Copy out each line that mentions the word "Токопроводящие".

══ EXCERPTED RECORDS ══

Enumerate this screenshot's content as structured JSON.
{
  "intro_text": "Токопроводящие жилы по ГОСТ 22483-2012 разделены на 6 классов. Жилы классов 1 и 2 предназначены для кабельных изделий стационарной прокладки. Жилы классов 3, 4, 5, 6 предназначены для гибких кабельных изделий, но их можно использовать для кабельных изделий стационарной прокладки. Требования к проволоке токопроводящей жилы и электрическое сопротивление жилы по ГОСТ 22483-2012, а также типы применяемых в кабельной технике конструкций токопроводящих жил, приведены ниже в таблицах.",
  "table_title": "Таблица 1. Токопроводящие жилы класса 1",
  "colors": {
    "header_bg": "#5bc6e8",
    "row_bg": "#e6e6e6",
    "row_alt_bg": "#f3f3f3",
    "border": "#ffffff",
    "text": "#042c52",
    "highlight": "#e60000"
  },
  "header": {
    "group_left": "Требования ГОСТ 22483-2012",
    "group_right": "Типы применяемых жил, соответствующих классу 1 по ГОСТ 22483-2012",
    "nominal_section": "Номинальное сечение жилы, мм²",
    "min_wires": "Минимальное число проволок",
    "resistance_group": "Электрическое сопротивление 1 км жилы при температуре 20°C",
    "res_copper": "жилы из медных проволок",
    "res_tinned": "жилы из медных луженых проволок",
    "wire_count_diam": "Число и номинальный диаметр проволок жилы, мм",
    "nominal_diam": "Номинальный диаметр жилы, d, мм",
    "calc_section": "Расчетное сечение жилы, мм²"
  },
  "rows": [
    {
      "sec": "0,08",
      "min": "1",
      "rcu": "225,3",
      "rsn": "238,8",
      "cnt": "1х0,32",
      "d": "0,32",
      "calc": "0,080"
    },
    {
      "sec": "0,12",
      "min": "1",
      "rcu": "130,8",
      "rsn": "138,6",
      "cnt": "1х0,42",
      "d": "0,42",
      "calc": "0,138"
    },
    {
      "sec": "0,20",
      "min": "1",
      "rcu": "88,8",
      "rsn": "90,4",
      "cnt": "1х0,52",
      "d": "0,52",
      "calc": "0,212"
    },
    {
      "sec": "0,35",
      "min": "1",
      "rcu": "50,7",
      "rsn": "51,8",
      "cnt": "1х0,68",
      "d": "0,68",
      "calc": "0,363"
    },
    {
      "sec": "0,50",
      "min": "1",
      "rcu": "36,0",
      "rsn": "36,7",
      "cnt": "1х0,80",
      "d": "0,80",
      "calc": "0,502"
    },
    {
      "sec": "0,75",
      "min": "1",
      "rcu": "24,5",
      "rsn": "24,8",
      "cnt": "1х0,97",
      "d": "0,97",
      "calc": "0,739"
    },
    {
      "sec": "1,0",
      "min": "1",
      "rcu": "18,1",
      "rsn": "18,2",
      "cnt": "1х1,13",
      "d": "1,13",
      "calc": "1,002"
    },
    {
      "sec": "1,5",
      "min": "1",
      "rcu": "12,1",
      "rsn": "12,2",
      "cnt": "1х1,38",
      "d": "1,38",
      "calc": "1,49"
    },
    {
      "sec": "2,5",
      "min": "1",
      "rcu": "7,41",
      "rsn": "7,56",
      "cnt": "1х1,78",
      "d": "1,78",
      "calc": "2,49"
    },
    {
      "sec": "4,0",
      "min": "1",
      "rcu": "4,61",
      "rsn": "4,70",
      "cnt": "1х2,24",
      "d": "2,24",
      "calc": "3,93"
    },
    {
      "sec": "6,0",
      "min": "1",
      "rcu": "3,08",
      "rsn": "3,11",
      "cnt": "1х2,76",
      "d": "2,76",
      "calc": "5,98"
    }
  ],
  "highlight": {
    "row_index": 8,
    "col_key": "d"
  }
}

═══

■ EXPECTED ANSWER:
  "intro_text": "Токопроводящие жилы по ГОСТ 22483-2012 разделены на 6 классов. Жилы классов 1 и 2 предназначены для кабельных изделий стационарной прокладки. Жилы классов 3, 4, 5, 6 предназначены для гибких кабельных изделий, но их можно использовать для кабельных изделий стационарной прокладки. Требования к проволоке токопроводящей жилы и электрическое сопротивление жилы по ГОСТ 22483-2012, а также типы применяемых в кабельной технике конструкций токопроводящих жил, приведены ниже в таблицах.",
  "table_title": "Таблица 1. Токопроводящие жилы класса 1",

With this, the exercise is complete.